Challenge =
State how many lines include "grid", giving the number by itself.

Data =
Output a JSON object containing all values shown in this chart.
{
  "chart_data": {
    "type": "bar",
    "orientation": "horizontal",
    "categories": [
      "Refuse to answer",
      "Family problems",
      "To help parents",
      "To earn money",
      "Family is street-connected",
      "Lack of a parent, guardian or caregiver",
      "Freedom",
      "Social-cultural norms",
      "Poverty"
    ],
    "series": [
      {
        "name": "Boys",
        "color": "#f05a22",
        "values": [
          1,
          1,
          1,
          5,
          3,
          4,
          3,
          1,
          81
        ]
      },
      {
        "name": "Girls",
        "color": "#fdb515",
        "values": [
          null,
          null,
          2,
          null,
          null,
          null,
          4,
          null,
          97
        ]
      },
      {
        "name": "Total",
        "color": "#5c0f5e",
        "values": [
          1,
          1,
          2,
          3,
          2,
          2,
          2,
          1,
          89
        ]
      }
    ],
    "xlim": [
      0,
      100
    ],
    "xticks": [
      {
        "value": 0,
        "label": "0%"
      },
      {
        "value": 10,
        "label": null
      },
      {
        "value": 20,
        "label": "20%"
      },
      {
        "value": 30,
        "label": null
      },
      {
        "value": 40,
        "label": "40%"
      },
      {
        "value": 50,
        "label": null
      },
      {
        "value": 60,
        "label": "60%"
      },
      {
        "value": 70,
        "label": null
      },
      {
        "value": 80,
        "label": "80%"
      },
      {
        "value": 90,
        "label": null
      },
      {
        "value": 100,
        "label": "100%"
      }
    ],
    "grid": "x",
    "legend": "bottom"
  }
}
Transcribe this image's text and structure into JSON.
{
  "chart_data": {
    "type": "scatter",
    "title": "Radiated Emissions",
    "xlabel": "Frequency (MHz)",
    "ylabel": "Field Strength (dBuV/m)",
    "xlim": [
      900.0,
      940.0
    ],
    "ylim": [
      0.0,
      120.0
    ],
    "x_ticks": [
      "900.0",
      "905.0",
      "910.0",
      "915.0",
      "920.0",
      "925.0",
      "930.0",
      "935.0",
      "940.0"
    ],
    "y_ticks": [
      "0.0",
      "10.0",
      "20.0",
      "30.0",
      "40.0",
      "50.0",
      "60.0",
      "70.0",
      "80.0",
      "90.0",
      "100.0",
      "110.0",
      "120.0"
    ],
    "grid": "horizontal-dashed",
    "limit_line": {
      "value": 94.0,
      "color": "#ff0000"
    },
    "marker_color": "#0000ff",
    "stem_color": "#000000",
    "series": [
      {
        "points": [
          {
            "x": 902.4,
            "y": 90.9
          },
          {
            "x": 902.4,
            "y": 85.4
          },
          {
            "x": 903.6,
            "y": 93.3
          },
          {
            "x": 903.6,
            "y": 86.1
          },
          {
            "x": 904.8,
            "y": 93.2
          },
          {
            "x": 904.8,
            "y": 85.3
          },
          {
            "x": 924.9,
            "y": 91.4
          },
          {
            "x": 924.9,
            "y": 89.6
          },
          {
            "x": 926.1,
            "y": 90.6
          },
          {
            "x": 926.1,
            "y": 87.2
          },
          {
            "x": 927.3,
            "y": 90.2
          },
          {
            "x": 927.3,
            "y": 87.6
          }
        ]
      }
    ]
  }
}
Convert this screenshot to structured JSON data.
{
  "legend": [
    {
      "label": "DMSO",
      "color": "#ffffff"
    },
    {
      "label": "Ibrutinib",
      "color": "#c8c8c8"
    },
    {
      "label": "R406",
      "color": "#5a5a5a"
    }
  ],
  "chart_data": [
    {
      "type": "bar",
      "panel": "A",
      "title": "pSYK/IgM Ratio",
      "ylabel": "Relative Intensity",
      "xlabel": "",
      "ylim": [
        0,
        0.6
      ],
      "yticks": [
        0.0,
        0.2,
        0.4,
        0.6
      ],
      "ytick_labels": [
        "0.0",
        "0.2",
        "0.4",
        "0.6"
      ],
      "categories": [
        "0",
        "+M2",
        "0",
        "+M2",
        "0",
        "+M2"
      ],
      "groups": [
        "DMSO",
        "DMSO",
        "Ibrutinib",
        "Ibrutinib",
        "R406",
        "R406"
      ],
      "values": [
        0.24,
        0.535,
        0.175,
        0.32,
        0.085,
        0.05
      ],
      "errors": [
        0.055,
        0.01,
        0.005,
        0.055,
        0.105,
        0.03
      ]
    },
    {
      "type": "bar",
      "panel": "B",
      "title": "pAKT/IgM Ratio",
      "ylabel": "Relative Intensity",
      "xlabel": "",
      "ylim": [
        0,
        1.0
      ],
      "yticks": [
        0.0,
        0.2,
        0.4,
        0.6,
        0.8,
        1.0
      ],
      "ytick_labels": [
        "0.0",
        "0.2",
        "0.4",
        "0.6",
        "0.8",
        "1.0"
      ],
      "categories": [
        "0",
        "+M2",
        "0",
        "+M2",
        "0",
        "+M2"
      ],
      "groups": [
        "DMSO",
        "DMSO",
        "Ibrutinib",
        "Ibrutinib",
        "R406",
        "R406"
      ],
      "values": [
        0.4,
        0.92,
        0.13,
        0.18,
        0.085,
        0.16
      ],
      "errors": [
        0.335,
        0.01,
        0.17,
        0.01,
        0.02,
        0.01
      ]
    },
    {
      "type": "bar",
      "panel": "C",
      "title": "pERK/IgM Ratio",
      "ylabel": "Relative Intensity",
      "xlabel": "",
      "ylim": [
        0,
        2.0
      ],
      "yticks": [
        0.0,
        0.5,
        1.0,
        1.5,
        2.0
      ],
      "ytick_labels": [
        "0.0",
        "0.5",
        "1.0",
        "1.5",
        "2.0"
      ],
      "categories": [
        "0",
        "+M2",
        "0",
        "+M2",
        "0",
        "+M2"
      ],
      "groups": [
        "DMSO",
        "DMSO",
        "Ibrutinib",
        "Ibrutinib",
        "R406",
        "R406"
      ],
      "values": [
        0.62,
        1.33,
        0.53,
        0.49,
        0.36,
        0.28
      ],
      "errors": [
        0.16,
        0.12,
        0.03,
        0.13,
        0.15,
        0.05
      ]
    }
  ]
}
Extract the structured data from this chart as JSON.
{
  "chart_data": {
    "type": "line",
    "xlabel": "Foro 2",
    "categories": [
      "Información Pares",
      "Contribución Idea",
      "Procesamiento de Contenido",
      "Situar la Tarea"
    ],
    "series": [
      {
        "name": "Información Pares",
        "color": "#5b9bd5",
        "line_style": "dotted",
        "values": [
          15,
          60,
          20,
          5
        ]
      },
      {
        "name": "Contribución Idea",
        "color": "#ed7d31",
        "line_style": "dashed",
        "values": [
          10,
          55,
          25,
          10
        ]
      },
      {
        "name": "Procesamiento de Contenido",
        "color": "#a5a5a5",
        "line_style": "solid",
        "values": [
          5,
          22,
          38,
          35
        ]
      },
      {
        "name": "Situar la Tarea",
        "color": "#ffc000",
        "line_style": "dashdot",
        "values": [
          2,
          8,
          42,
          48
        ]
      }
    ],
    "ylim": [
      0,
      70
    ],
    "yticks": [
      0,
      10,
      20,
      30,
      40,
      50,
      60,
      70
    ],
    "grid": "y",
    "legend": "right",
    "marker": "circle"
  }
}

Written response =
3